Task to carry out
Print out every record exactly as it appears.

Supplied material

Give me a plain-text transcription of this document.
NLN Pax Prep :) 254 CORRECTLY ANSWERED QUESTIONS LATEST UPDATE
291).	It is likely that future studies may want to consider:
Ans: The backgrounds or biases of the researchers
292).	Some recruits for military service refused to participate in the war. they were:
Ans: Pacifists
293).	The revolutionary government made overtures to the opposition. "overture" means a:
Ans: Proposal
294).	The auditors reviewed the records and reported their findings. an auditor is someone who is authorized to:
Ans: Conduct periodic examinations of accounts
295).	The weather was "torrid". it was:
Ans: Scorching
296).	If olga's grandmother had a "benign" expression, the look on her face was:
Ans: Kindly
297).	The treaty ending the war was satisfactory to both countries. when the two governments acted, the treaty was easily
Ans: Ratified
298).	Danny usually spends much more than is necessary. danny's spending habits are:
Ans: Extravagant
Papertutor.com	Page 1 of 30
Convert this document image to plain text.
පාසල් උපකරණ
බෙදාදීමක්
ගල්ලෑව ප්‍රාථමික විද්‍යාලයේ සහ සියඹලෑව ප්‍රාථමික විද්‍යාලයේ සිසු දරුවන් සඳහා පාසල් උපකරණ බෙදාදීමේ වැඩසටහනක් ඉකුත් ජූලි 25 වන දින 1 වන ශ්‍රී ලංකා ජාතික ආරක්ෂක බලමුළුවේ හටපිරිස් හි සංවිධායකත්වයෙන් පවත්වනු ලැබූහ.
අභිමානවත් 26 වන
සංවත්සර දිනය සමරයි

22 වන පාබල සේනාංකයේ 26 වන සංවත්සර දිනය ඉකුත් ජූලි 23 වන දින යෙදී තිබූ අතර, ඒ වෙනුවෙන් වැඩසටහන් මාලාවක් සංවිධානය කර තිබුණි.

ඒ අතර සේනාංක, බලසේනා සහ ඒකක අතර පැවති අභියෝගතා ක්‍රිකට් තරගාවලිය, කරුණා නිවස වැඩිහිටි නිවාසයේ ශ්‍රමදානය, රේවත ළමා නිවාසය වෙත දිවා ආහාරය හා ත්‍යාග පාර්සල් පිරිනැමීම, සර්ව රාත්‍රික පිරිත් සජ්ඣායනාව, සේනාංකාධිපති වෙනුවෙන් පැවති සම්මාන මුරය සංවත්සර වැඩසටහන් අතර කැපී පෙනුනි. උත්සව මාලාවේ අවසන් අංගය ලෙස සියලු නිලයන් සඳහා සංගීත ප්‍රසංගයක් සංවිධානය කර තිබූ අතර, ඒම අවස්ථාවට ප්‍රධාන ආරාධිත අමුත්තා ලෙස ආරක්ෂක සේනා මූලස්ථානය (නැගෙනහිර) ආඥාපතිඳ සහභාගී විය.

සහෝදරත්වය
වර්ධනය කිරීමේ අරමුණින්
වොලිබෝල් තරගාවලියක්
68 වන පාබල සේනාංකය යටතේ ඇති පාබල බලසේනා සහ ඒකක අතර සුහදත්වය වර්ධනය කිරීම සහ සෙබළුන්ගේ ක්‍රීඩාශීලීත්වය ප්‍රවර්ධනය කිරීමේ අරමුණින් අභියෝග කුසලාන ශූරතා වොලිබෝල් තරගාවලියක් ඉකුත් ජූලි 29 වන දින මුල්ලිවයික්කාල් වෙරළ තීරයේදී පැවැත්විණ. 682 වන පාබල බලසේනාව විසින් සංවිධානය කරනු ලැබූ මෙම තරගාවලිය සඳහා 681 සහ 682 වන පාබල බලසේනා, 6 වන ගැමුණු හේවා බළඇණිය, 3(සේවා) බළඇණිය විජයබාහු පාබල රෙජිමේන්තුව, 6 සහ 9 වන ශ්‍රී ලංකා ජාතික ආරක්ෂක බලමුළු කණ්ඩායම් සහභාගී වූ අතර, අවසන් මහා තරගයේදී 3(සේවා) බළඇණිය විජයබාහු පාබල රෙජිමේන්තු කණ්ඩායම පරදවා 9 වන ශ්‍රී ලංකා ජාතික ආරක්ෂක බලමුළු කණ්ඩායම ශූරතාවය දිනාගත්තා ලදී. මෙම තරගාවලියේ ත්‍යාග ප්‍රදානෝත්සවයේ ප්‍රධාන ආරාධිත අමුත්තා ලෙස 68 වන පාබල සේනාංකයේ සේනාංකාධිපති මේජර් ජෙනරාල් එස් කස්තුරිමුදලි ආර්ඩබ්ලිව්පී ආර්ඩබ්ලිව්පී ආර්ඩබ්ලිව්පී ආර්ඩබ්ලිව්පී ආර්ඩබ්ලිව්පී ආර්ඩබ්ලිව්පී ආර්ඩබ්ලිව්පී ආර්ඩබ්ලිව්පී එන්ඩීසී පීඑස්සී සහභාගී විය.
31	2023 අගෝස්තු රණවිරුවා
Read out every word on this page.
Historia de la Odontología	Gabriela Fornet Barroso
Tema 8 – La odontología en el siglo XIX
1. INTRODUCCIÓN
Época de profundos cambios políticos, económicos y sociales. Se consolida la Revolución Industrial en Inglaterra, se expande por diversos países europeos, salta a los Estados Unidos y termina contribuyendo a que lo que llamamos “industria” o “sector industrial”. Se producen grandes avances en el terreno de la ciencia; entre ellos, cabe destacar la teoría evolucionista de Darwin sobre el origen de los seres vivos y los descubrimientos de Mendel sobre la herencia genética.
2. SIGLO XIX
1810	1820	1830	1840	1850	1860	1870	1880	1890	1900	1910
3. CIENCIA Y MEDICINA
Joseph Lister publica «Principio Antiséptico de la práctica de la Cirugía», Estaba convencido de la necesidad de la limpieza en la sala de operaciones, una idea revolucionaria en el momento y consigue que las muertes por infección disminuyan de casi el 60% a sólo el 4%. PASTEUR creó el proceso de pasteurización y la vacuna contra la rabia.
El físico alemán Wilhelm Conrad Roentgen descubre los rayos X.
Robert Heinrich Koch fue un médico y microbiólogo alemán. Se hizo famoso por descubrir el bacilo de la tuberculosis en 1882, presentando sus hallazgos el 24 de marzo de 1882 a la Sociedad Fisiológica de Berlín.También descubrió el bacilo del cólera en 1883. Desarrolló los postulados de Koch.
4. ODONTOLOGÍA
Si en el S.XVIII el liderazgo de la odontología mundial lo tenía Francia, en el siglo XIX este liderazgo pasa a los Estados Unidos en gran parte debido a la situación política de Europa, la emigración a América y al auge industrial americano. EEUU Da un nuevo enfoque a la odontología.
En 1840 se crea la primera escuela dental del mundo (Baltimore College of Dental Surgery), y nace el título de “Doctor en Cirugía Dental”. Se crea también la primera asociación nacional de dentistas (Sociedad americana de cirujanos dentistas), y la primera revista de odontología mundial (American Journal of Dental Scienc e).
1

Exercise response
Give me a plain-text transcription of this document.
NLN Pax Prep :) 254 CORRECTLY ANSWERED QUESTIONS LATEST UPDATE
291).	It is likely that future studies may want to consider:
Ans: The backgrounds or biases of the researchers
292).	Some recruits for military service refused to participate in the war. they were:
Ans: Pacifists
293).	The revolutionary government made overtures to the opposition. "overture" means a:
Ans: Proposal
294).	The auditors reviewed the records and reported their findings. an auditor is someone who is authorized to:
Ans: Conduct periodic examinations of accounts
295).	The weather was "torrid". it was:
Ans: Scorching
296).	If olga's grandmother had a "benign" expression, the look on her face was:
Ans: Kindly
297).	The treaty ending the war was satisfactory to both countries. when the two governments acted, the treaty was easily
Ans: Ratified
298).	Danny usually spends much more than is necessary. danny's spending habits are:
Ans: Extravagant
Papertutor.com	Page 1 of 30
Convert this document image to plain text.
පාසල් උපකරණ
බෙදාදීමක්
ගල්ලෑව ප්‍රාථමික විද්‍යාලයේ සහ සියඹලෑව ප්‍රාථමික විද්‍යාලයේ සිසු දරුවන් සඳහා පාසල් උපකරණ බෙදාදීමේ වැඩසටහනක් ඉකුත් ජූලි 25 වන දින 1 වන ශ්‍රී ලංකා ජාතික ආරක්ෂක බලමුළුවේ හටපිරිස් හි සංවිධායකත්වයෙන් පවත්වනු ලැබූහ.
අභිමානවත් 26 වන
සංවත්සර දිනය සමරයි

22 වන පාබල සේනාංකයේ 26 වන සංවත්සර දිනය ඉකුත් ජූලි 23 වන දින යෙදී තිබූ අතර, ඒ වෙනුවෙන් වැඩසටහන් මාලාවක් සංවිධානය කර තිබුණි.

ඒ අතර සේනාංක, බලසේනා සහ ඒකක අතර පැවති අභියෝගතා ක්‍රිකට් තරගාවලිය, කරුණා නිවස වැඩිහිටි නිවාසයේ ශ්‍රමදානය, රේවත ළමා නිවාසය වෙත දිවා ආහාරය හා ත්‍යාග පාර්සල් පිරිනැමීම, සර්ව රාත්‍රික පිරිත් සජ්ඣායනාව, සේනාංකාධිපති වෙනුවෙන් පැවති සම්මාන මුරය සංවත්සර වැඩසටහන් අතර කැපී පෙනුනි. උත්සව මාලාවේ අවසන් අංගය ලෙස සියලු නිලයන් සඳහා සංගීත ප්‍රසංගයක් සංවිධානය කර තිබූ අතර, ඒම අවස්ථාවට ප්‍රධාන ආරාධිත අමුත්තා ලෙස ආරක්ෂක සේනා මූලස්ථානය (නැගෙනහිර) ආඥාපතිඳ සහභාගී විය.

සහෝදරත්වය
වර්ධනය කිරීමේ අරමුණින්
වොලිබෝල් තරගාවලියක්
68 වන පාබල සේනාංකය යටතේ ඇති පාබල බලසේනා සහ ඒකක අතර සුහදත්වය වර්ධනය කිරීම සහ සෙබළුන්ගේ ක්‍රීඩාශීලීත්වය ප්‍රවර්ධනය කිරීමේ අරමුණින් අභියෝග කුසලාන ශූරතා වොලිබෝල් තරගාවලියක් ඉකුත් ජූලි 29 වන දින මුල්ලිවයික්කාල් වෙරළ තීරයේදී පැවැත්විණ. 682 වන පාබල බලසේනාව විසින් සංවිධානය කරනු ලැබූ මෙම තරගාවලිය සඳහා 681 සහ 682 වන පාබල බලසේනා, 6 වන ගැමුණු හේවා බළඇණිය, 3(සේවා) බළඇණිය විජයබාහු පාබල රෙජිමේන්තුව, 6 සහ 9 වන ශ්‍රී ලංකා ජාතික ආරක්ෂක බලමුළු කණ්ඩායම් සහභාගී වූ අතර, අවසන් මහා තරගයේදී 3(සේවා) බළඇණිය විජයබාහු පාබල රෙජිමේන්තු කණ්ඩායම පරදවා 9 වන ශ්‍රී ලංකා ජාතික ආරක්ෂක බලමුළු කණ්ඩායම ශූරතාවය දිනාගත්තා ලදී. මෙම තරගාවලියේ ත්‍යාග ප්‍රදානෝත්සවයේ ප්‍රධාන ආරාධිත අමුත්තා ලෙස 68 වන පාබල සේනාංකයේ සේනාංකාධිපති මේජර් ජෙනරාල් එස් කස්තුරිමුදලි ආර්ඩබ්ලිව්පී ආර්ඩබ්ලිව්පී ආර්ඩබ්ලිව්පී ආර්ඩබ්ලිව්පී ආර්ඩබ්ලිව්පී ආර්ඩබ්ලිව්පී ආර්ඩබ්ලිව්පී ආර්ඩබ්ලිව්පී එන්ඩීසී පීඑස්සී සහභාගී විය.
31	2023 අගෝස්තු රණවිරුවා
Read out every word on this page.
Historia de la Odontología	Gabriela Fornet Barroso
Tema 8 – La odontología en el siglo XIX
1. INTRODUCCIÓN
Época de profundos cambios políticos, económicos y sociales. Se consolida la Revolución Industrial en Inglaterra, se expande por diversos países europeos, salta a los Estados Unidos y termina contribuyendo a que lo que llamamos “industria” o “sector industrial”. Se producen grandes avances en el terreno de la ciencia; entre ellos, cabe destacar la teoría evolucionista de Darwin sobre el origen de los seres vivos y los descubrimientos de Mendel sobre la herencia genética.
2. SIGLO XIX
1810	1820	1830	1840	1850	1860	1870	1880	1890	1900	1910
3. CIENCIA Y MEDICINA
Joseph Lister publica «Principio Antiséptico de la práctica de la Cirugía», Estaba convencido de la necesidad de la limpieza en la sala de operaciones, una idea revolucionaria en el momento y consigue que las muertes por infección disminuyan de casi el 60% a sólo el 4%. PASTEUR creó el proceso de pasteurización y la vacuna contra la rabia.
El físico alemán Wilhelm Conrad Roentgen descubre los rayos X.
Robert Heinrich Koch fue un médico y microbiólogo alemán. Se hizo famoso por descubrir el bacilo de la tuberculosis en 1882, presentando sus hallazgos el 24 de marzo de 1882 a la Sociedad Fisiológica de Berlín.También descubrió el bacilo del cólera en 1883. Desarrolló los postulados de Koch.
4. ODONTOLOGÍA
Si en el S.XVIII el liderazgo de la odontología mundial lo tenía Francia, en el siglo XIX este liderazgo pasa a los Estados Unidos en gran parte debido a la situación política de Europa, la emigración a América y al auge industrial americano. EEUU Da un nuevo enfoque a la odontología.
En 1840 se crea la primera escuela dental del mundo (Baltimore College of Dental Surgery), y nace el título de “Doctor en Cirugía Dental”. Se crea también la primera asociación nacional de dentistas (Sociedad americana de cirujanos dentistas), y la primera revista de odontología mundial (American Journal of Dental Scienc e).
1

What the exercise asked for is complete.